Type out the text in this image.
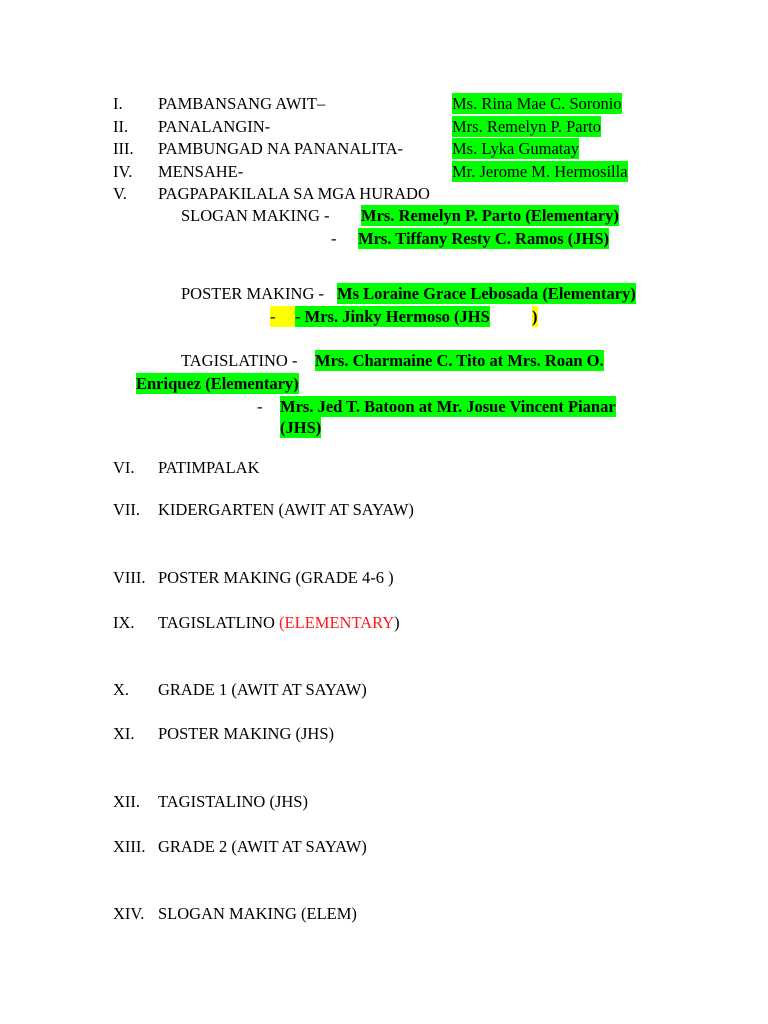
I. PAMBANSANG AWIT–	Ms. Rina Mae C. Soronio
II. PANALANGIN-	Mrs. Remelyn P. Parto
III. PAMBUNGAD NA PANANALITA-	Ms. Lyka Gumatay
IV. MENSAHE-	Mr. Jerome M. Hermosilla
V. PAGPAPAKILALA SA MGA HURADO
SLOGAN MAKING - Mrs. Remelyn P. Parto (Elementary)
- Mrs. Tiffany Resty C. Ramos (JHS)
POSTER MAKING - Ms Loraine Grace Lebosada (Elementary)
-	- Mrs. Jinky Hermoso (JHS	)
TAGISLATINO - Mrs. Charmaine C. Tito at Mrs. Roan O.
Enriquez (Elementary)
- Mrs. Jed T. Batoon at Mr. Josue Vincent Pianar
(JHS)
VI. PATIMPALAK
VII. KIDERGARTEN (AWIT AT SAYAW)
VIII. POSTER MAKING (GRADE 4-6 )
IX. TAGISLATLINO (ELEMENTARY)
X. GRADE 1 (AWIT AT SAYAW)
XI. POSTER MAKING (JHS)
XII. TAGISTALINO (JHS)
XIII. GRADE 2 (AWIT AT SAYAW)
XIV. SLOGAN MAKING (ELEM)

◇ ◇ ◇ ◇ ◇

## [OBJECTIVE]
Could you repeat all of the material exactly? Pictures should not be copied.

## [SOLVED EXERCISE]
Type out the text in this image.
I. PAMBANSANG AWIT–	Ms. Rina Mae C. Soronio
II. PANALANGIN-	Mrs. Remelyn P. Parto
III. PAMBUNGAD NA PANANALITA-	Ms. Lyka Gumatay
IV. MENSAHE-	Mr. Jerome M. Hermosilla
V. PAGPAPAKILALA SA MGA HURADO
SLOGAN MAKING - Mrs. Remelyn P. Parto (Elementary)
- Mrs. Tiffany Resty C. Ramos (JHS)
POSTER MAKING - Ms Loraine Grace Lebosada (Elementary)
-	- Mrs. Jinky Hermoso (JHS	)
TAGISLATINO - Mrs. Charmaine C. Tito at Mrs. Roan O.
Enriquez (Elementary)
- Mrs. Jed T. Batoon at Mr. Josue Vincent Pianar
(JHS)
VI. PATIMPALAK
VII. KIDERGARTEN (AWIT AT SAYAW)
VIII. POSTER MAKING (GRADE 4-6 )
IX. TAGISLATLINO (ELEMENTARY)
X. GRADE 1 (AWIT AT SAYAW)
XI. POSTER MAKING (JHS)
XII. TAGISTALINO (JHS)
XIII. GRADE 2 (AWIT AT SAYAW)
XIV. SLOGAN MAKING (ELEM)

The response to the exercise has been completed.